◆ Required work
Copy every line of the data exactly, leaving nothing out.
─── Data ───
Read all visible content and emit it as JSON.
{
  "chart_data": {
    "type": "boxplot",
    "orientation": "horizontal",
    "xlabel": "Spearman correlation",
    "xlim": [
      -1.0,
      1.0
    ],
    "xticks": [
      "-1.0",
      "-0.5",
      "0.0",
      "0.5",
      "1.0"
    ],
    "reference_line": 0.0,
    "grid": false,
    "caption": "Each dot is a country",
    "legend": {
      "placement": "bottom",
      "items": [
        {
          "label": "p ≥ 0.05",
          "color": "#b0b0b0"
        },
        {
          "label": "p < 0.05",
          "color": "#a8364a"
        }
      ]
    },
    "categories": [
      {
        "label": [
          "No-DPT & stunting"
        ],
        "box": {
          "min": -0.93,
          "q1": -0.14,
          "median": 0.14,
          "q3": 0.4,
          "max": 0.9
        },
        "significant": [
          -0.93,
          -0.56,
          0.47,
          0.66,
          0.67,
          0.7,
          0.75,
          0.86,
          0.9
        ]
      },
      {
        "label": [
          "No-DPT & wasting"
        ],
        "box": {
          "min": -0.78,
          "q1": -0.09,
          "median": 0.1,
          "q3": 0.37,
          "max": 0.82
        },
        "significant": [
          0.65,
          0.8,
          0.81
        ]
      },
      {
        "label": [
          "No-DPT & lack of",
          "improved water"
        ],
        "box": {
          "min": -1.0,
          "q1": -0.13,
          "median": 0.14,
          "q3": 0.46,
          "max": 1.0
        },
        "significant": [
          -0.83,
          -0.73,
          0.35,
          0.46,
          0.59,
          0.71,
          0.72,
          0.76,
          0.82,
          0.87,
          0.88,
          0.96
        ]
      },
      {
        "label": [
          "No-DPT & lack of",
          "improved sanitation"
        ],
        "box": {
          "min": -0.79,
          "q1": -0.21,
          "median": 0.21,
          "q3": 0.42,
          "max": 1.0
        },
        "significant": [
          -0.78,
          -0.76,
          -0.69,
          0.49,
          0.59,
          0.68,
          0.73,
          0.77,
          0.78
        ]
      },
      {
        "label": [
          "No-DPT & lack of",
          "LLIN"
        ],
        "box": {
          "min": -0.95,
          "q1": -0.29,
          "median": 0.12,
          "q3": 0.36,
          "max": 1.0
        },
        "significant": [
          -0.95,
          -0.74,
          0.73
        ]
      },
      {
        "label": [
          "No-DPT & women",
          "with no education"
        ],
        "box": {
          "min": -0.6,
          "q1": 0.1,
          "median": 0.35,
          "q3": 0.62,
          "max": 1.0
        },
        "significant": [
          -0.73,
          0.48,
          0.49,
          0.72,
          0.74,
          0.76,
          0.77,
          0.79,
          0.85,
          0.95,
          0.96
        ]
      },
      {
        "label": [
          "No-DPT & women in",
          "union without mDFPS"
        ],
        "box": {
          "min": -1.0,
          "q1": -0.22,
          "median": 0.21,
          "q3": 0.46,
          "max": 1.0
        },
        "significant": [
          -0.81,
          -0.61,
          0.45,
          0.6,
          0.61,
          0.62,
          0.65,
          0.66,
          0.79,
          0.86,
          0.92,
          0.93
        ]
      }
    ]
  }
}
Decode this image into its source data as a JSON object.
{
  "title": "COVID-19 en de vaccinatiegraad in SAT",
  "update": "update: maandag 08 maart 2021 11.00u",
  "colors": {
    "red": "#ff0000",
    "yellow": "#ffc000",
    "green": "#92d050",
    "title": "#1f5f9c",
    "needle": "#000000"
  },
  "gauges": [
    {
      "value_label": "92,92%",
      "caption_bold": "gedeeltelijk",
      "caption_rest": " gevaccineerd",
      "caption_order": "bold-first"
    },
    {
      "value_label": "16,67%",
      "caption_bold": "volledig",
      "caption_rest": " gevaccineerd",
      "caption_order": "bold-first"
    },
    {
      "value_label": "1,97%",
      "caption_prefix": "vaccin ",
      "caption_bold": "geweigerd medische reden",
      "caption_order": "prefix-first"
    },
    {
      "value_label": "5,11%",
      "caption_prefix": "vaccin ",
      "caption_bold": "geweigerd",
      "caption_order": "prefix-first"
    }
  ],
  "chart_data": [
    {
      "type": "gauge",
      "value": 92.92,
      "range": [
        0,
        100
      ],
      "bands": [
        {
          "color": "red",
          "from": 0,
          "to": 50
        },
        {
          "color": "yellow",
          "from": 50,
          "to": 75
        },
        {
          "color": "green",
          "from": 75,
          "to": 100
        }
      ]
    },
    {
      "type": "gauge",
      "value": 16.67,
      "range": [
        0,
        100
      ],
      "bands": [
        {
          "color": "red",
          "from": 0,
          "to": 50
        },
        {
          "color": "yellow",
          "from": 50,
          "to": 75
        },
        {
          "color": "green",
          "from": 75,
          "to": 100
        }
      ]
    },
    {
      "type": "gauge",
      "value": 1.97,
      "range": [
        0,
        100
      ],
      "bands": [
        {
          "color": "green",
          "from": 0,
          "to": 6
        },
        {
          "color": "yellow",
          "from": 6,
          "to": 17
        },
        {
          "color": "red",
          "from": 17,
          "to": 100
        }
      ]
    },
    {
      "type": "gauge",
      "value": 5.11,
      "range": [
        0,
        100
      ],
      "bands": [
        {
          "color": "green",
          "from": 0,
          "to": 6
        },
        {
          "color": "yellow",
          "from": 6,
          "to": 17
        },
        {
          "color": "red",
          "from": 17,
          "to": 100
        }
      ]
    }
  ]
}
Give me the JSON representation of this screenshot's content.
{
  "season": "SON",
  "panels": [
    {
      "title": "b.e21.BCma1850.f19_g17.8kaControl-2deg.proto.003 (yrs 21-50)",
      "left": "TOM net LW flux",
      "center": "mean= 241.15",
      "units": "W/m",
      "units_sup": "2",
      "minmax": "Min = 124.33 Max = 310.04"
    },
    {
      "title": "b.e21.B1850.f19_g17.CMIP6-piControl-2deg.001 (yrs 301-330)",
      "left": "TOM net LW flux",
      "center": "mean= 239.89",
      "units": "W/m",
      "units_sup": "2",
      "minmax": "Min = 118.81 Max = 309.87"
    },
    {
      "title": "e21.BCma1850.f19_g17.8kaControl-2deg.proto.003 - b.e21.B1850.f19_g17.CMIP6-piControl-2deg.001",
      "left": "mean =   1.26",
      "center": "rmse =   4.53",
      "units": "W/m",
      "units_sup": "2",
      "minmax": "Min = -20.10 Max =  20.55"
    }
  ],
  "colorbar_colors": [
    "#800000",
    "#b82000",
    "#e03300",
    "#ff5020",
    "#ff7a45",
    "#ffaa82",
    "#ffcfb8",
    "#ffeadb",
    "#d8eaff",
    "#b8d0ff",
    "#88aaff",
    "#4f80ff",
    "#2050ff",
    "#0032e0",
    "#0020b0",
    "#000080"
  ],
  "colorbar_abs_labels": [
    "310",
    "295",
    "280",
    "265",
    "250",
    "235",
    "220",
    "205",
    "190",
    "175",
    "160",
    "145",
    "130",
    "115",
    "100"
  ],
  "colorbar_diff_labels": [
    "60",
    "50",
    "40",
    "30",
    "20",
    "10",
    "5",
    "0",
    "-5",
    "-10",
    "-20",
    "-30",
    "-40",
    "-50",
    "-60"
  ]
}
───
◆ Expected answer
Read all visible content and emit it as JSON.
{
  "chart_data": {
    "type": "boxplot",
    "orientation": "horizontal",
    "xlabel": "Spearman correlation",
    "xlim": [
      -1.0,
      1.0
    ],
    "xticks": [
      "-1.0",
      "-0.5",
      "0.0",
      "0.5",
      "1.0"
    ],
    "reference_line": 0.0,
    "grid": false,
    "caption": "Each dot is a country",
    "legend": {
      "placement": "bottom",
      "items": [
        {
          "label": "p ≥ 0.05",
          "color": "#b0b0b0"
        },
        {
          "label": "p < 0.05",
          "color": "#a8364a"
        }
      ]
    },
    "categories": [
      {
        "label": [
          "No-DPT & stunting"
        ],
        "box": {
          "min": -0.93,
          "q1": -0.14,
          "median": 0.14,
          "q3": 0.4,
          "max": 0.9
        },
        "significant": [
          -0.93,
          -0.56,
          0.47,
          0.66,
          0.67,
          0.7,
          0.75,
          0.86,
          0.9
        ]
      },
      {
        "label": [
          "No-DPT & wasting"
        ],
        "box": {
          "min": -0.78,
          "q1": -0.09,
          "median": 0.1,
          "q3": 0.37,
          "max": 0.82
        },
        "significant": [
          0.65,
          0.8,
          0.81
        ]
      },
      {
        "label": [
          "No-DPT & lack of",
          "improved water"
        ],
        "box": {
          "min": -1.0,
          "q1": -0.13,
          "median": 0.14,
          "q3": 0.46,
          "max": 1.0
        },
        "significant": [
          -0.83,
          -0.73,
          0.35,
          0.46,
          0.59,
          0.71,
          0.72,
          0.76,
          0.82,
          0.87,
          0.88,
          0.96
        ]
      },
      {
        "label": [
          "No-DPT & lack of",
          "improved sanitation"
        ],
        "box": {
          "min": -0.79,
          "q1": -0.21,
          "median": 0.21,
          "q3": 0.42,
          "max": 1.0
        },
        "significant": [
          -0.78,
          -0.76,
          -0.69,
          0.49,
          0.59,
          0.68,
          0.73,
          0.77,
          0.78
        ]
      },
      {
        "label": [
          "No-DPT & lack of",
          "LLIN"
        ],
        "box": {
          "min": -0.95,
          "q1": -0.29,
          "median": 0.12,
          "q3": 0.36,
          "max": 1.0
        },
        "significant": [
          -0.95,
          -0.74,
          0.73
        ]
      },
      {
        "label": [
          "No-DPT & women",
          "with no education"
        ],
        "box": {
          "min": -0.6,
          "q1": 0.1,
          "median": 0.35,
          "q3": 0.62,
          "max": 1.0
        },
        "significant": [
          -0.73,
          0.48,
          0.49,
          0.72,
          0.74,
          0.76,
          0.77,
          0.79,
          0.85,
          0.95,
          0.96
        ]
      },
      {
        "label": [
          "No-DPT & women in",
          "union without mDFPS"
        ],
        "box": {
          "min": -1.0,
          "q1": -0.22,
          "median": 0.21,
          "q3": 0.46,
          "max": 1.0
        },
        "significant": [
          -0.81,
          -0.61,
          0.45,
          0.6,
          0.61,
          0.62,
          0.65,
          0.66,
          0.79,
          0.86,
          0.92,
          0.93
        ]
      }
    ]
  }
}
Decode this image into its source data as a JSON object.
{
  "title": "COVID-19 en de vaccinatiegraad in SAT",
  "update": "update: maandag 08 maart 2021 11.00u",
  "colors": {
    "red": "#ff0000",
    "yellow": "#ffc000",
    "green": "#92d050",
    "title": "#1f5f9c",
    "needle": "#000000"
  },
  "gauges": [
    {
      "value_label": "92,92%",
      "caption_bold": "gedeeltelijk",
      "caption_rest": " gevaccineerd",
      "caption_order": "bold-first"
    },
    {
      "value_label": "16,67%",
      "caption_bold": "volledig",
      "caption_rest": " gevaccineerd",
      "caption_order": "bold-first"
    },
    {
      "value_label": "1,97%",
      "caption_prefix": "vaccin ",
      "caption_bold": "geweigerd medische reden",
      "caption_order": "prefix-first"
    },
    {
      "value_label": "5,11%",
      "caption_prefix": "vaccin ",
      "caption_bold": "geweigerd",
      "caption_order": "prefix-first"
    }
  ],
  "chart_data": [
    {
      "type": "gauge",
      "value": 92.92,
      "range": [
        0,
        100
      ],
      "bands": [
        {
          "color": "red",
          "from": 0,
          "to": 50
        },
        {
          "color": "yellow",
          "from": 50,
          "to": 75
        },
        {
          "color": "green",
          "from": 75,
          "to": 100
        }
      ]
    },
    {
      "type": "gauge",
      "value": 16.67,
      "range": [
        0,
        100
      ],
      "bands": [
        {
          "color": "red",
          "from": 0,
          "to": 50
        },
        {
          "color": "yellow",
          "from": 50,
          "to": 75
        },
        {
          "color": "green",
          "from": 75,
          "to": 100
        }
      ]
    },
    {
      "type": "gauge",
      "value": 1.97,
      "range": [
        0,
        100
      ],
      "bands": [
        {
          "color": "green",
          "from": 0,
          "to": 6
        },
        {
          "color": "yellow",
          "from": 6,
          "to": 17
        },
        {
          "color": "red",
          "from": 17,
          "to": 100
        }
      ]
    },
    {
      "type": "gauge",
      "value": 5.11,
      "range": [
        0,
        100
      ],
      "bands": [
        {
          "color": "green",
          "from": 0,
          "to": 6
        },
        {
          "color": "yellow",
          "from": 6,
          "to": 17
        },
        {
          "color": "red",
          "from": 17,
          "to": 100
        }
      ]
    }
  ]
}
Give me the JSON representation of this screenshot's content.
{
  "season": "SON",
  "panels": [
    {
      "title": "b.e21.BCma1850.f19_g17.8kaControl-2deg.proto.003 (yrs 21-50)",
      "left": "TOM net LW flux",
      "center": "mean= 241.15",
      "units": "W/m",
      "units_sup": "2",
      "minmax": "Min = 124.33 Max = 310.04"
    },
    {
      "title": "b.e21.B1850.f19_g17.CMIP6-piControl-2deg.001 (yrs 301-330)",
      "left": "TOM net LW flux",
      "center": "mean= 239.89",
      "units": "W/m",
      "units_sup": "2",
      "minmax": "Min = 118.81 Max = 309.87"
    },
    {
      "title": "e21.BCma1850.f19_g17.8kaControl-2deg.proto.003 - b.e21.B1850.f19_g17.CMIP6-piControl-2deg.001",
      "left": "mean =   1.26",
      "center": "rmse =   4.53",
      "units": "W/m",
      "units_sup": "2",
      "minmax": "Min = -20.10 Max =  20.55"
    }
  ],
  "colorbar_colors": [
    "#800000",
    "#b82000",
    "#e03300",
    "#ff5020",
    "#ff7a45",
    "#ffaa82",
    "#ffcfb8",
    "#ffeadb",
    "#d8eaff",
    "#b8d0ff",
    "#88aaff",
    "#4f80ff",
    "#2050ff",
    "#0032e0",
    "#0020b0",
    "#000080"
  ],
  "colorbar_abs_labels": [
    "310",
    "295",
    "280",
    "265",
    "250",
    "235",
    "220",
    "205",
    "190",
    "175",
    "160",
    "145",
    "130",
    "115",
    "100"
  ],
  "colorbar_diff_labels": [
    "60",
    "50",
    "40",
    "30",
    "20",
    "10",
    "5",
    "0",
    "-5",
    "-10",
    "-20",
    "-30",
    "-40",
    "-50",
    "-60"
  ]
}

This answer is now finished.